Given exercise: No images are to be carried over; print all other material exactly as it stands.

Figure contents as structured data
——
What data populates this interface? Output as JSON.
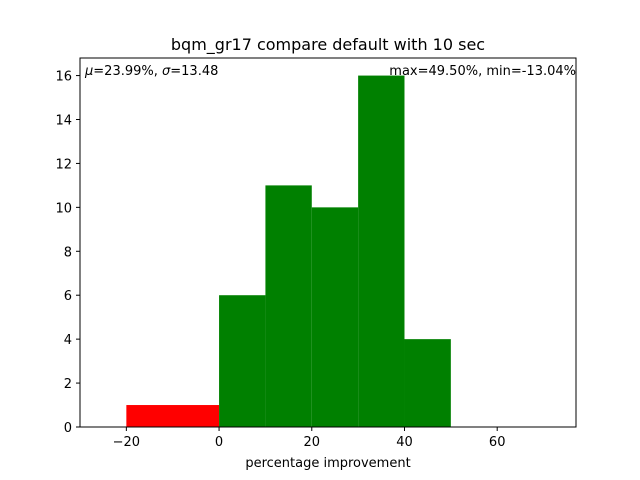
{
  "chart_data": {
    "type": "bar",
    "title": "bqm_gr17 compare default with 10 sec",
    "xlabel": "percentage improvement",
    "ylabel": "",
    "xlim": [
      -30,
      77
    ],
    "ylim": [
      0,
      16.8
    ],
    "grid": false,
    "x_ticks": [
      -20,
      0,
      20,
      40,
      60
    ],
    "y_ticks": [
      0,
      2,
      4,
      6,
      8,
      10,
      12,
      14,
      16
    ],
    "bins": [
      {
        "x0": -20,
        "x1": 0,
        "value": 1,
        "color": "#ff0000"
      },
      {
        "x0": 0,
        "x1": 10,
        "value": 6,
        "color": "#008000"
      },
      {
        "x0": 10,
        "x1": 20,
        "value": 11,
        "color": "#008000"
      },
      {
        "x0": 20,
        "x1": 30,
        "value": 10,
        "color": "#008000"
      },
      {
        "x0": 30,
        "x1": 40,
        "value": 16,
        "color": "#008000"
      },
      {
        "x0": 40,
        "x1": 50,
        "value": 4,
        "color": "#008000"
      }
    ],
    "stats_left": {
      "mu_value": "=23.99%, ",
      "sigma_value": "=13.48"
    },
    "stats_right": "max=49.50%, min=-13.04%"
  }
}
——
Output for this task:
What data populates this interface? Output as JSON.
{
  "chart_data": {
    "type": "bar",
    "title": "bqm_gr17 compare default with 10 sec",
    "xlabel": "percentage improvement",
    "ylabel": "",
    "xlim": [
      -30,
      77
    ],
    "ylim": [
      0,
      16.8
    ],
    "grid": false,
    "x_ticks": [
      -20,
      0,
      20,
      40,
      60
    ],
    "y_ticks": [
      0,
      2,
      4,
      6,
      8,
      10,
      12,
      14,
      16
    ],
    "bins": [
      {
        "x0": -20,
        "x1": 0,
        "value": 1,
        "color": "#ff0000"
      },
      {
        "x0": 0,
        "x1": 10,
        "value": 6,
        "color": "#008000"
      },
      {
        "x0": 10,
        "x1": 20,
        "value": 11,
        "color": "#008000"
      },
      {
        "x0": 20,
        "x1": 30,
        "value": 10,
        "color": "#008000"
      },
      {
        "x0": 30,
        "x1": 40,
        "value": 16,
        "color": "#008000"
      },
      {
        "x0": 40,
        "x1": 50,
        "value": 4,
        "color": "#008000"
      }
    ],
    "stats_left": {
      "mu_value": "=23.99%, ",
      "sigma_value": "=13.48"
    },
    "stats_right": "max=49.50%, min=-13.04%"
  }
}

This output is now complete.